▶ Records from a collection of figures
⁂

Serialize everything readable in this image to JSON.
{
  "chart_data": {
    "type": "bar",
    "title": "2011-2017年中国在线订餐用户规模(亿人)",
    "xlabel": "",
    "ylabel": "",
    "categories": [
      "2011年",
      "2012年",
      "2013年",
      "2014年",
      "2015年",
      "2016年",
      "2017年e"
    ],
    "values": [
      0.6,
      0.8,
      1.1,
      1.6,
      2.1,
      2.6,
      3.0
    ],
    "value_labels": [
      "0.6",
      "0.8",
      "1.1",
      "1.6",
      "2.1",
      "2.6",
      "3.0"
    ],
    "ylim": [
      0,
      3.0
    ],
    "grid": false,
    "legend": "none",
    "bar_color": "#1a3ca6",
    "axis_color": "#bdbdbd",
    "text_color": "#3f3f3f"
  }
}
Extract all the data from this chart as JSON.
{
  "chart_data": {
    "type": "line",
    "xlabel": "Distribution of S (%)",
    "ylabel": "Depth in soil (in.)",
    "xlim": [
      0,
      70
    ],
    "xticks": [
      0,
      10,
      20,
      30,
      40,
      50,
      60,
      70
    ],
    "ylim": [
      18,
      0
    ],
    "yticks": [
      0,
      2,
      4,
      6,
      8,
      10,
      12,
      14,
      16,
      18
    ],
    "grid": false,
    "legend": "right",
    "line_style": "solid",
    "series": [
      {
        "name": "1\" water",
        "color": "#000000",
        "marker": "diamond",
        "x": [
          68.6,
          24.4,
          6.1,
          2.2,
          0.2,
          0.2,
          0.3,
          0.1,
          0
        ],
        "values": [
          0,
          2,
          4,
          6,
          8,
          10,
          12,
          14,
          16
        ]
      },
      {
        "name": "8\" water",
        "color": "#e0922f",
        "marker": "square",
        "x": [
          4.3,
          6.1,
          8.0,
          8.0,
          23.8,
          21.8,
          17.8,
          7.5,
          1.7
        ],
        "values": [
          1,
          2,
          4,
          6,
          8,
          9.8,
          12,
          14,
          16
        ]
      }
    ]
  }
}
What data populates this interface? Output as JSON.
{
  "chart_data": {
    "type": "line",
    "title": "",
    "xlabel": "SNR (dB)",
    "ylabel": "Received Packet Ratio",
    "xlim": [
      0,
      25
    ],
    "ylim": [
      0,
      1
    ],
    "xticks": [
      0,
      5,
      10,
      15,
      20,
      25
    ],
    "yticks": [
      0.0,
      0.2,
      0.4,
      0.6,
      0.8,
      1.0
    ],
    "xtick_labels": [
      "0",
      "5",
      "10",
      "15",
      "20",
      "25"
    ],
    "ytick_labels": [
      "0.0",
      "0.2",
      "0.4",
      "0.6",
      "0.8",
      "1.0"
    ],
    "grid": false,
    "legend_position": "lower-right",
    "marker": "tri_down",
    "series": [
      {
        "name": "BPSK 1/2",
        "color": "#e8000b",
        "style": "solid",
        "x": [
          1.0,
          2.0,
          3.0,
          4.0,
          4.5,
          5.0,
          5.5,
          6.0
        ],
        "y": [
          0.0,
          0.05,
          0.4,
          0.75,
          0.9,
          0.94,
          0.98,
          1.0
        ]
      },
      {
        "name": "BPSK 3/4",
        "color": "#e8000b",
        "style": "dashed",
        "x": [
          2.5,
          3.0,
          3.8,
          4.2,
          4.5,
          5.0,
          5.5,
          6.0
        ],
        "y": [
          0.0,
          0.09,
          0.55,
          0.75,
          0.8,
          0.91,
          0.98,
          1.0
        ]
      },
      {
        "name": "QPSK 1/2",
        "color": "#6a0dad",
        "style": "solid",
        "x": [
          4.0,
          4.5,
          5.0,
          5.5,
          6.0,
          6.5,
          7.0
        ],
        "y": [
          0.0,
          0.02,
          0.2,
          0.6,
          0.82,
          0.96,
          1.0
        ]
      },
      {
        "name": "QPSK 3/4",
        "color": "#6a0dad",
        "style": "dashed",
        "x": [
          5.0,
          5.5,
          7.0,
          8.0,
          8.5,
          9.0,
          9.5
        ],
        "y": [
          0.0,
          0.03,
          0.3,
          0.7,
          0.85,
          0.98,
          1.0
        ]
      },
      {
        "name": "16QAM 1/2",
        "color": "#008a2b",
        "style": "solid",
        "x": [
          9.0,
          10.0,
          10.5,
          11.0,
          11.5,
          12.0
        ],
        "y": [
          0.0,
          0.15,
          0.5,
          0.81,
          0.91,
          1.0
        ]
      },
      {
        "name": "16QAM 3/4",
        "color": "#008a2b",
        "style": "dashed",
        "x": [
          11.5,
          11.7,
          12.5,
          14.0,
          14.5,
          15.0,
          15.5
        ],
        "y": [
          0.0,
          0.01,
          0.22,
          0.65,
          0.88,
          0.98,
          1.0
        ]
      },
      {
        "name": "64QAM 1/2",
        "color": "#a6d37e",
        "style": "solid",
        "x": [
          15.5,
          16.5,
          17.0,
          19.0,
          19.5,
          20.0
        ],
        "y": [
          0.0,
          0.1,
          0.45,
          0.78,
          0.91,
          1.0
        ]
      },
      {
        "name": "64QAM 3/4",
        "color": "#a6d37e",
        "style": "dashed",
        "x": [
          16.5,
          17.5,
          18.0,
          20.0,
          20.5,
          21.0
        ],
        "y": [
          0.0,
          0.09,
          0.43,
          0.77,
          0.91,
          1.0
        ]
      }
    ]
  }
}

⁂

Write out all the lines again, exactly as they are.

▶ SOLUTION TO THE PROBLEM
Serialize everything readable in this image to JSON.
{
  "chart_data": {
    "type": "bar",
    "title": "2011-2017年中国在线订餐用户规模(亿人)",
    "xlabel": "",
    "ylabel": "",
    "categories": [
      "2011年",
      "2012年",
      "2013年",
      "2014年",
      "2015年",
      "2016年",
      "2017年e"
    ],
    "values": [
      0.6,
      0.8,
      1.1,
      1.6,
      2.1,
      2.6,
      3.0
    ],
    "value_labels": [
      "0.6",
      "0.8",
      "1.1",
      "1.6",
      "2.1",
      "2.6",
      "3.0"
    ],
    "ylim": [
      0,
      3.0
    ],
    "grid": false,
    "legend": "none",
    "bar_color": "#1a3ca6",
    "axis_color": "#bdbdbd",
    "text_color": "#3f3f3f"
  }
}
Extract all the data from this chart as JSON.
{
  "chart_data": {
    "type": "line",
    "xlabel": "Distribution of S (%)",
    "ylabel": "Depth in soil (in.)",
    "xlim": [
      0,
      70
    ],
    "xticks": [
      0,
      10,
      20,
      30,
      40,
      50,
      60,
      70
    ],
    "ylim": [
      18,
      0
    ],
    "yticks": [
      0,
      2,
      4,
      6,
      8,
      10,
      12,
      14,
      16,
      18
    ],
    "grid": false,
    "legend": "right",
    "line_style": "solid",
    "series": [
      {
        "name": "1\" water",
        "color": "#000000",
        "marker": "diamond",
        "x": [
          68.6,
          24.4,
          6.1,
          2.2,
          0.2,
          0.2,
          0.3,
          0.1,
          0
        ],
        "values": [
          0,
          2,
          4,
          6,
          8,
          10,
          12,
          14,
          16
        ]
      },
      {
        "name": "8\" water",
        "color": "#e0922f",
        "marker": "square",
        "x": [
          4.3,
          6.1,
          8.0,
          8.0,
          23.8,
          21.8,
          17.8,
          7.5,
          1.7
        ],
        "values": [
          1,
          2,
          4,
          6,
          8,
          9.8,
          12,
          14,
          16
        ]
      }
    ]
  }
}
What data populates this interface? Output as JSON.
{
  "chart_data": {
    "type": "line",
    "title": "",
    "xlabel": "SNR (dB)",
    "ylabel": "Received Packet Ratio",
    "xlim": [
      0,
      25
    ],
    "ylim": [
      0,
      1
    ],
    "xticks": [
      0,
      5,
      10,
      15,
      20,
      25
    ],
    "yticks": [
      0.0,
      0.2,
      0.4,
      0.6,
      0.8,
      1.0
    ],
    "xtick_labels": [
      "0",
      "5",
      "10",
      "15",
      "20",
      "25"
    ],
    "ytick_labels": [
      "0.0",
      "0.2",
      "0.4",
      "0.6",
      "0.8",
      "1.0"
    ],
    "grid": false,
    "legend_position": "lower-right",
    "marker": "tri_down",
    "series": [
      {
        "name": "BPSK 1/2",
        "color": "#e8000b",
        "style": "solid",
        "x": [
          1.0,
          2.0,
          3.0,
          4.0,
          4.5,
          5.0,
          5.5,
          6.0
        ],
        "y": [
          0.0,
          0.05,
          0.4,
          0.75,
          0.9,
          0.94,
          0.98,
          1.0
        ]
      },
      {
        "name": "BPSK 3/4",
        "color": "#e8000b",
        "style": "dashed",
        "x": [
          2.5,
          3.0,
          3.8,
          4.2,
          4.5,
          5.0,
          5.5,
          6.0
        ],
        "y": [
          0.0,
          0.09,
          0.55,
          0.75,
          0.8,
          0.91,
          0.98,
          1.0
        ]
      },
      {
        "name": "QPSK 1/2",
        "color": "#6a0dad",
        "style": "solid",
        "x": [
          4.0,
          4.5,
          5.0,
          5.5,
          6.0,
          6.5,
          7.0
        ],
        "y": [
          0.0,
          0.02,
          0.2,
          0.6,
          0.82,
          0.96,
          1.0
        ]
      },
      {
        "name": "QPSK 3/4",
        "color": "#6a0dad",
        "style": "dashed",
        "x": [
          5.0,
          5.5,
          7.0,
          8.0,
          8.5,
          9.0,
          9.5
        ],
        "y": [
          0.0,
          0.03,
          0.3,
          0.7,
          0.85,
          0.98,
          1.0
        ]
      },
      {
        "name": "16QAM 1/2",
        "color": "#008a2b",
        "style": "solid",
        "x": [
          9.0,
          10.0,
          10.5,
          11.0,
          11.5,
          12.0
        ],
        "y": [
          0.0,
          0.15,
          0.5,
          0.81,
          0.91,
          1.0
        ]
      },
      {
        "name": "16QAM 3/4",
        "color": "#008a2b",
        "style": "dashed",
        "x": [
          11.5,
          11.7,
          12.5,
          14.0,
          14.5,
          15.0,
          15.5
        ],
        "y": [
          0.0,
          0.01,
          0.22,
          0.65,
          0.88,
          0.98,
          1.0
        ]
      },
      {
        "name": "64QAM 1/2",
        "color": "#a6d37e",
        "style": "solid",
        "x": [
          15.5,
          16.5,
          17.0,
          19.0,
          19.5,
          20.0
        ],
        "y": [
          0.0,
          0.1,
          0.45,
          0.78,
          0.91,
          1.0
        ]
      },
      {
        "name": "64QAM 3/4",
        "color": "#a6d37e",
        "style": "dashed",
        "x": [
          16.5,
          17.5,
          18.0,
          20.0,
          20.5,
          21.0
        ],
        "y": [
          0.0,
          0.09,
          0.43,
          0.77,
          0.91,
          1.0
        ]
      }
    ]
  }
}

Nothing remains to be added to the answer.